(Goal of the exercise) Type out all the records word for word. Any pictures are to be left out.

(Supplied records)
******

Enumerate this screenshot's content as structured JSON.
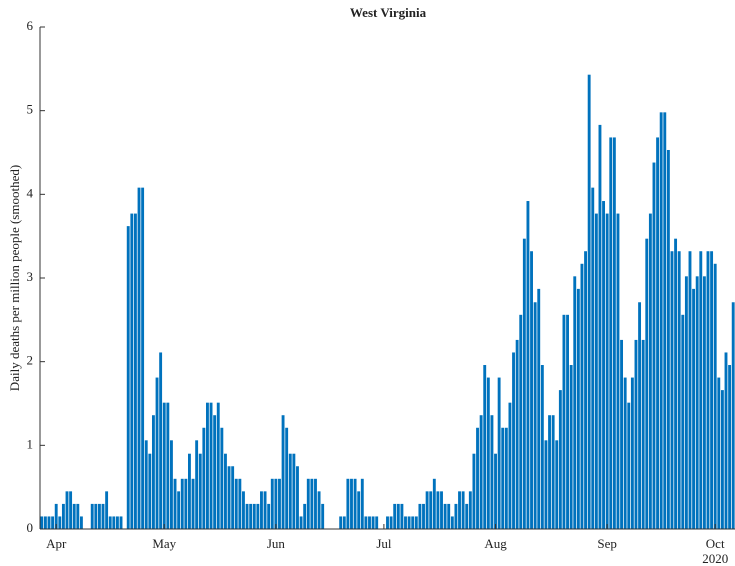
{
  "chart_data": {
    "type": "bar",
    "title": "West Virginia",
    "ylabel": "Daily deaths per million people (smoothed)",
    "x_year_label": "2020",
    "categories": [
      null,
      null,
      null,
      null,
      "Apr",
      null,
      null,
      null,
      null,
      null,
      null,
      null,
      null,
      null,
      null,
      null,
      null,
      null,
      null,
      null,
      null,
      null,
      null,
      null,
      null,
      null,
      null,
      null,
      null,
      null,
      null,
      null,
      null,
      null,
      "May",
      null,
      null,
      null,
      null,
      null,
      null,
      null,
      null,
      null,
      null,
      null,
      null,
      null,
      null,
      null,
      null,
      null,
      null,
      null,
      null,
      null,
      null,
      null,
      null,
      null,
      null,
      null,
      null,
      null,
      null,
      "Jun",
      null,
      null,
      null,
      null,
      null,
      null,
      null,
      null,
      null,
      null,
      null,
      null,
      null,
      null,
      null,
      null,
      null,
      null,
      null,
      null,
      null,
      null,
      null,
      null,
      null,
      null,
      null,
      null,
      null,
      "Jul",
      null,
      null,
      null,
      null,
      null,
      null,
      null,
      null,
      null,
      null,
      null,
      null,
      null,
      null,
      null,
      null,
      null,
      null,
      null,
      null,
      null,
      null,
      null,
      null,
      null,
      null,
      null,
      null,
      null,
      null,
      "Aug",
      null,
      null,
      null,
      null,
      null,
      null,
      null,
      null,
      null,
      null,
      null,
      null,
      null,
      null,
      null,
      null,
      null,
      null,
      null,
      null,
      null,
      null,
      null,
      null,
      null,
      null,
      null,
      null,
      null,
      null,
      "Sep",
      null,
      null,
      null,
      null,
      null,
      null,
      null,
      null,
      null,
      null,
      null,
      null,
      null,
      null,
      null,
      null,
      null,
      null,
      null,
      null,
      null,
      null,
      null,
      null,
      null,
      null,
      null,
      null,
      null,
      "Oct",
      null,
      null,
      null,
      null,
      null
    ],
    "values": [
      0.15,
      0.15,
      0.15,
      0.15,
      0.3,
      0.15,
      0.3,
      0.45,
      0.45,
      0.3,
      0.3,
      0.15,
      0,
      0,
      0.3,
      0.3,
      0.3,
      0.3,
      0.45,
      0.15,
      0.15,
      0.15,
      0.15,
      0,
      3.62,
      3.77,
      3.77,
      4.08,
      4.08,
      1.06,
      0.9,
      1.36,
      1.81,
      2.11,
      1.51,
      1.51,
      1.06,
      0.6,
      0.45,
      0.6,
      0.6,
      0.9,
      0.6,
      1.06,
      0.9,
      1.21,
      1.51,
      1.51,
      1.36,
      1.51,
      1.21,
      0.9,
      0.75,
      0.75,
      0.6,
      0.6,
      0.45,
      0.3,
      0.3,
      0.3,
      0.3,
      0.45,
      0.45,
      0.3,
      0.6,
      0.6,
      0.6,
      1.36,
      1.21,
      0.9,
      0.9,
      0.75,
      0.15,
      0.3,
      0.6,
      0.6,
      0.6,
      0.45,
      0.3,
      0,
      0,
      0,
      0,
      0.15,
      0.15,
      0.6,
      0.6,
      0.6,
      0.45,
      0.6,
      0.15,
      0.15,
      0.15,
      0.15,
      0,
      0,
      0.15,
      0.15,
      0.3,
      0.3,
      0.3,
      0.15,
      0.15,
      0.15,
      0.15,
      0.3,
      0.3,
      0.45,
      0.45,
      0.6,
      0.45,
      0.45,
      0.3,
      0.3,
      0.15,
      0.3,
      0.45,
      0.45,
      0.3,
      0.45,
      0.9,
      1.21,
      1.36,
      1.96,
      1.81,
      1.36,
      0.9,
      1.81,
      1.21,
      1.21,
      1.51,
      2.11,
      2.26,
      2.56,
      3.47,
      3.92,
      3.32,
      2.71,
      2.87,
      1.96,
      1.06,
      1.36,
      1.36,
      1.06,
      1.66,
      2.56,
      2.56,
      1.96,
      3.02,
      2.87,
      3.17,
      3.32,
      5.43,
      4.08,
      3.77,
      4.83,
      3.92,
      3.77,
      4.68,
      4.68,
      3.77,
      2.26,
      1.81,
      1.51,
      1.81,
      2.26,
      2.71,
      2.26,
      3.47,
      3.77,
      4.38,
      4.68,
      4.98,
      4.98,
      4.53,
      3.32,
      3.47,
      3.32,
      2.56,
      3.02,
      3.32,
      2.87,
      3.02,
      3.32,
      3.02,
      3.32,
      3.32,
      3.17,
      1.81,
      1.66,
      2.11,
      1.96,
      2.71
    ],
    "color": "#0072bd",
    "ylim": [
      0,
      6
    ],
    "yticks": [
      0,
      1,
      2,
      3,
      4,
      5,
      6
    ],
    "grid": false
  }
}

******

(Full answer)
Enumerate this screenshot's content as structured JSON.
{
  "chart_data": {
    "type": "bar",
    "title": "West Virginia",
    "ylabel": "Daily deaths per million people (smoothed)",
    "x_year_label": "2020",
    "categories": [
      null,
      null,
      null,
      null,
      "Apr",
      null,
      null,
      null,
      null,
      null,
      null,
      null,
      null,
      null,
      null,
      null,
      null,
      null,
      null,
      null,
      null,
      null,
      null,
      null,
      null,
      null,
      null,
      null,
      null,
      null,
      null,
      null,
      null,
      null,
      "May",
      null,
      null,
      null,
      null,
      null,
      null,
      null,
      null,
      null,
      null,
      null,
      null,
      null,
      null,
      null,
      null,
      null,
      null,
      null,
      null,
      null,
      null,
      null,
      null,
      null,
      null,
      null,
      null,
      null,
      null,
      "Jun",
      null,
      null,
      null,
      null,
      null,
      null,
      null,
      null,
      null,
      null,
      null,
      null,
      null,
      null,
      null,
      null,
      null,
      null,
      null,
      null,
      null,
      null,
      null,
      null,
      null,
      null,
      null,
      null,
      null,
      "Jul",
      null,
      null,
      null,
      null,
      null,
      null,
      null,
      null,
      null,
      null,
      null,
      null,
      null,
      null,
      null,
      null,
      null,
      null,
      null,
      null,
      null,
      null,
      null,
      null,
      null,
      null,
      null,
      null,
      null,
      null,
      "Aug",
      null,
      null,
      null,
      null,
      null,
      null,
      null,
      null,
      null,
      null,
      null,
      null,
      null,
      null,
      null,
      null,
      null,
      null,
      null,
      null,
      null,
      null,
      null,
      null,
      null,
      null,
      null,
      null,
      null,
      null,
      "Sep",
      null,
      null,
      null,
      null,
      null,
      null,
      null,
      null,
      null,
      null,
      null,
      null,
      null,
      null,
      null,
      null,
      null,
      null,
      null,
      null,
      null,
      null,
      null,
      null,
      null,
      null,
      null,
      null,
      null,
      "Oct",
      null,
      null,
      null,
      null,
      null
    ],
    "values": [
      0.15,
      0.15,
      0.15,
      0.15,
      0.3,
      0.15,
      0.3,
      0.45,
      0.45,
      0.3,
      0.3,
      0.15,
      0,
      0,
      0.3,
      0.3,
      0.3,
      0.3,
      0.45,
      0.15,
      0.15,
      0.15,
      0.15,
      0,
      3.62,
      3.77,
      3.77,
      4.08,
      4.08,
      1.06,
      0.9,
      1.36,
      1.81,
      2.11,
      1.51,
      1.51,
      1.06,
      0.6,
      0.45,
      0.6,
      0.6,
      0.9,
      0.6,
      1.06,
      0.9,
      1.21,
      1.51,
      1.51,
      1.36,
      1.51,
      1.21,
      0.9,
      0.75,
      0.75,
      0.6,
      0.6,
      0.45,
      0.3,
      0.3,
      0.3,
      0.3,
      0.45,
      0.45,
      0.3,
      0.6,
      0.6,
      0.6,
      1.36,
      1.21,
      0.9,
      0.9,
      0.75,
      0.15,
      0.3,
      0.6,
      0.6,
      0.6,
      0.45,
      0.3,
      0,
      0,
      0,
      0,
      0.15,
      0.15,
      0.6,
      0.6,
      0.6,
      0.45,
      0.6,
      0.15,
      0.15,
      0.15,
      0.15,
      0,
      0,
      0.15,
      0.15,
      0.3,
      0.3,
      0.3,
      0.15,
      0.15,
      0.15,
      0.15,
      0.3,
      0.3,
      0.45,
      0.45,
      0.6,
      0.45,
      0.45,
      0.3,
      0.3,
      0.15,
      0.3,
      0.45,
      0.45,
      0.3,
      0.45,
      0.9,
      1.21,
      1.36,
      1.96,
      1.81,
      1.36,
      0.9,
      1.81,
      1.21,
      1.21,
      1.51,
      2.11,
      2.26,
      2.56,
      3.47,
      3.92,
      3.32,
      2.71,
      2.87,
      1.96,
      1.06,
      1.36,
      1.36,
      1.06,
      1.66,
      2.56,
      2.56,
      1.96,
      3.02,
      2.87,
      3.17,
      3.32,
      5.43,
      4.08,
      3.77,
      4.83,
      3.92,
      3.77,
      4.68,
      4.68,
      3.77,
      2.26,
      1.81,
      1.51,
      1.81,
      2.26,
      2.71,
      2.26,
      3.47,
      3.77,
      4.38,
      4.68,
      4.98,
      4.98,
      4.53,
      3.32,
      3.47,
      3.32,
      2.56,
      3.02,
      3.32,
      2.87,
      3.02,
      3.32,
      3.02,
      3.32,
      3.32,
      3.17,
      1.81,
      1.66,
      2.11,
      1.96,
      2.71
    ],
    "color": "#0072bd",
    "ylim": [
      0,
      6
    ],
    "yticks": [
      0,
      1,
      2,
      3,
      4,
      5,
      6
    ],
    "grid": false
  }
}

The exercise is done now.